START

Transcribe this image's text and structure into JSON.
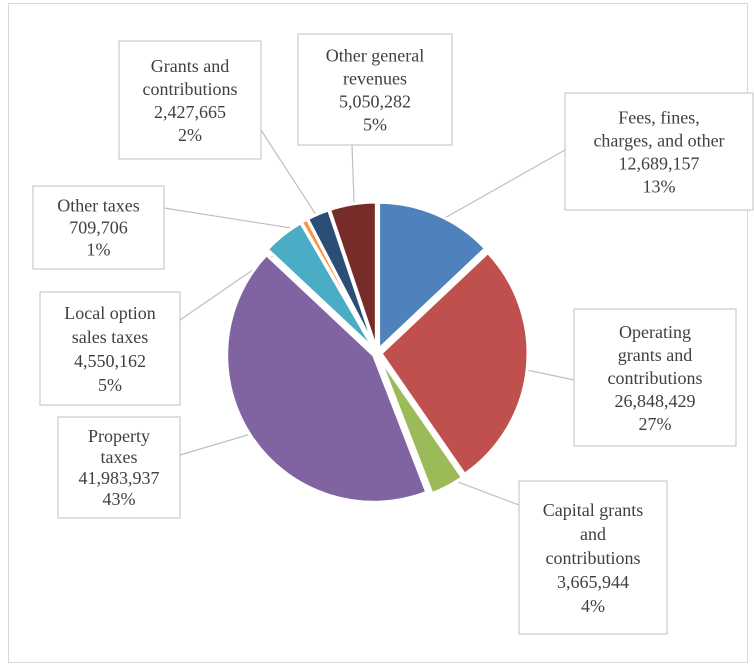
{
  "chart_data": {
    "type": "pie",
    "title": "",
    "series": [
      {
        "name": "",
        "values": [
          12689157,
          26848429,
          3665944,
          41983937,
          4550162,
          709706,
          2427665,
          5050282
        ]
      }
    ],
    "slices": [
      {
        "key": "fees",
        "label_lines": [
          "Fees, fines,",
          "charges, and other"
        ],
        "value": 12689157,
        "value_text": "12,689,157",
        "pct_text": "13%",
        "color": "#4f81bd"
      },
      {
        "key": "operating",
        "label_lines": [
          "Operating",
          "grants and",
          "contributions"
        ],
        "value": 26848429,
        "value_text": "26,848,429",
        "pct_text": "27%",
        "color": "#c0504d"
      },
      {
        "key": "capital",
        "label_lines": [
          "Capital grants",
          "and",
          "contributions"
        ],
        "value": 3665944,
        "value_text": "3,665,944",
        "pct_text": "4%",
        "color": "#9bbb59"
      },
      {
        "key": "property",
        "label_lines": [
          "Property",
          "taxes"
        ],
        "value": 41983937,
        "value_text": "41,983,937",
        "pct_text": "43%",
        "color": "#8064a2"
      },
      {
        "key": "local",
        "label_lines": [
          "Local option",
          "sales taxes"
        ],
        "value": 4550162,
        "value_text": "4,550,162",
        "pct_text": "5%",
        "color": "#4bacc6"
      },
      {
        "key": "othertax",
        "label_lines": [
          "Other taxes"
        ],
        "value": 709706,
        "value_text": "709,706",
        "pct_text": "1%",
        "color": "#f79646"
      },
      {
        "key": "grants",
        "label_lines": [
          "Grants and",
          "contributions"
        ],
        "value": 2427665,
        "value_text": "2,427,665",
        "pct_text": "2%",
        "color": "#2c4d75"
      },
      {
        "key": "othergen",
        "label_lines": [
          "Other general",
          "revenues"
        ],
        "value": 5050282,
        "value_text": "5,050,282",
        "pct_text": "5%",
        "color": "#772c2a"
      }
    ],
    "legend": "none",
    "start_angle": "12 o'clock, clockwise"
  }
}
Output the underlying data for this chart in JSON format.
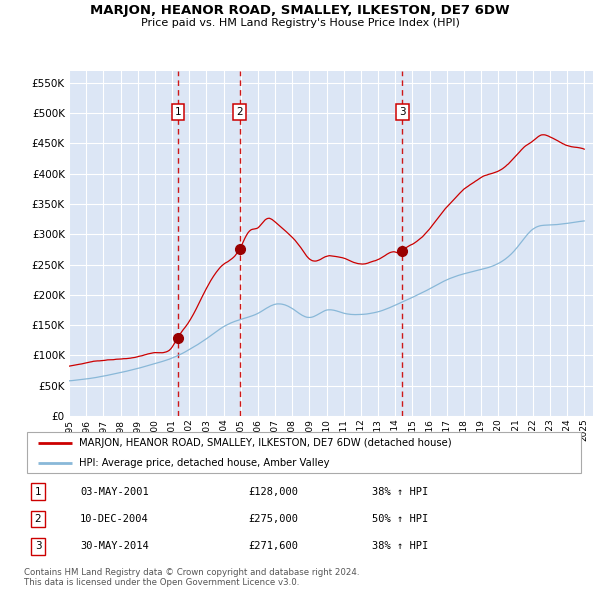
{
  "title": "MARJON, HEANOR ROAD, SMALLEY, ILKESTON, DE7 6DW",
  "subtitle": "Price paid vs. HM Land Registry's House Price Index (HPI)",
  "ytick_values": [
    0,
    50000,
    100000,
    150000,
    200000,
    250000,
    300000,
    350000,
    400000,
    450000,
    500000,
    550000
  ],
  "xmin": 1995.0,
  "xmax": 2025.5,
  "ymin": 0,
  "ymax": 570000,
  "sale_dates": [
    2001.34,
    2004.94,
    2014.41
  ],
  "sale_prices": [
    128000,
    275000,
    271600
  ],
  "sale_labels": [
    "1",
    "2",
    "3"
  ],
  "red_line_color": "#cc0000",
  "blue_line_color": "#89b8d8",
  "sale_marker_color": "#990000",
  "vline_color": "#cc0000",
  "background_color": "#dce6f5",
  "grid_color": "#ffffff",
  "legend_label_red": "MARJON, HEANOR ROAD, SMALLEY, ILKESTON, DE7 6DW (detached house)",
  "legend_label_blue": "HPI: Average price, detached house, Amber Valley",
  "table_rows": [
    [
      "1",
      "03-MAY-2001",
      "£128,000",
      "38% ↑ HPI"
    ],
    [
      "2",
      "10-DEC-2004",
      "£275,000",
      "50% ↑ HPI"
    ],
    [
      "3",
      "30-MAY-2014",
      "£271,600",
      "38% ↑ HPI"
    ]
  ],
  "footer_text": "Contains HM Land Registry data © Crown copyright and database right 2024.\nThis data is licensed under the Open Government Licence v3.0."
}
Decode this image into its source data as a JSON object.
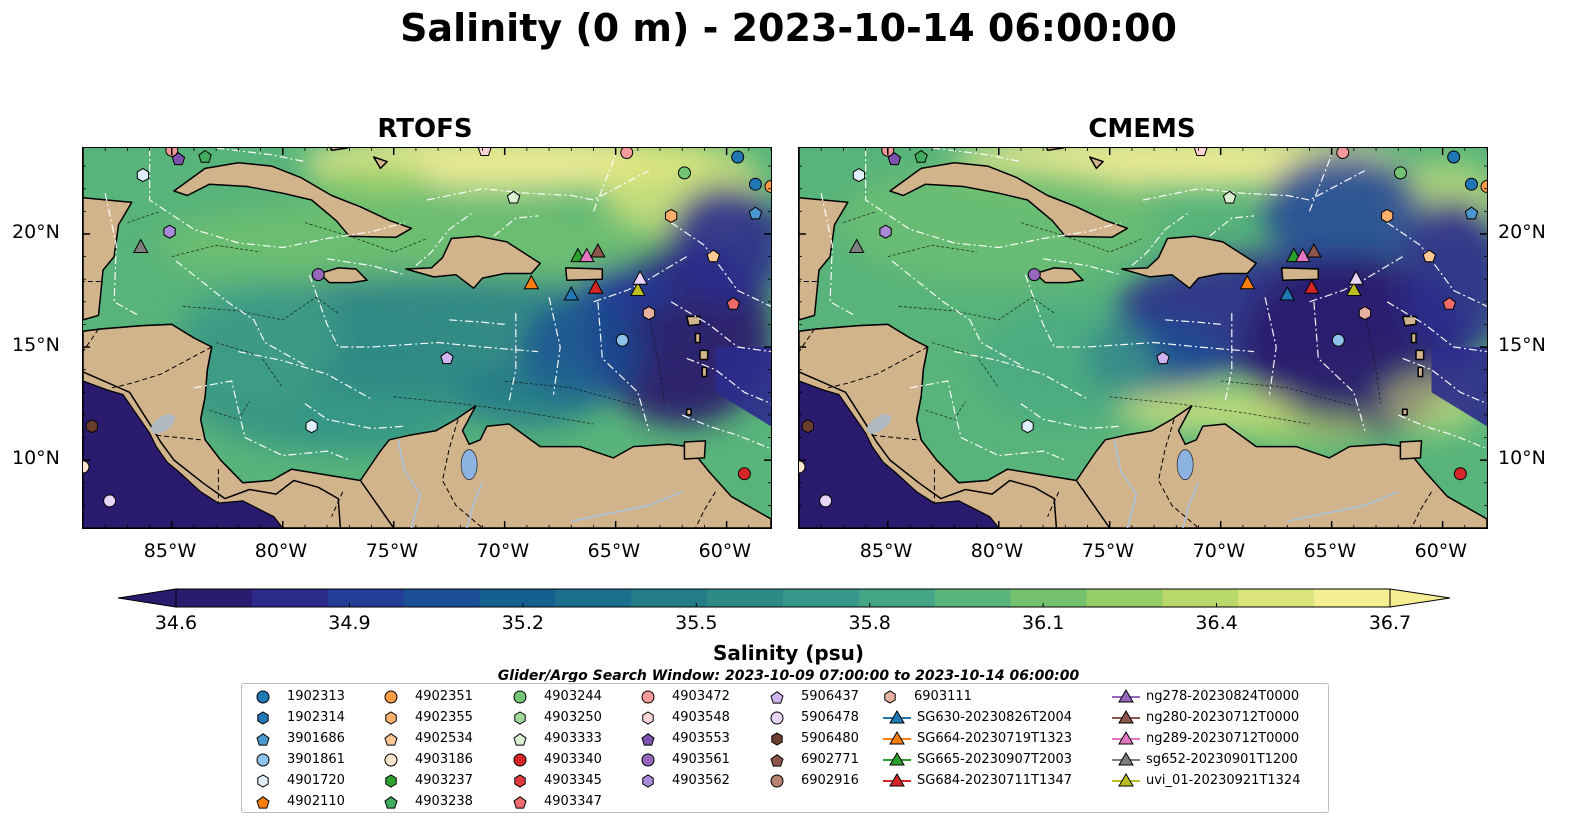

END

Work to do: Check every line of the data above for the string "image", and copy those that have it.

Solved problem:
Transcribe this image's text and structure into JSON.
Decode this image into its source data as a JSON object.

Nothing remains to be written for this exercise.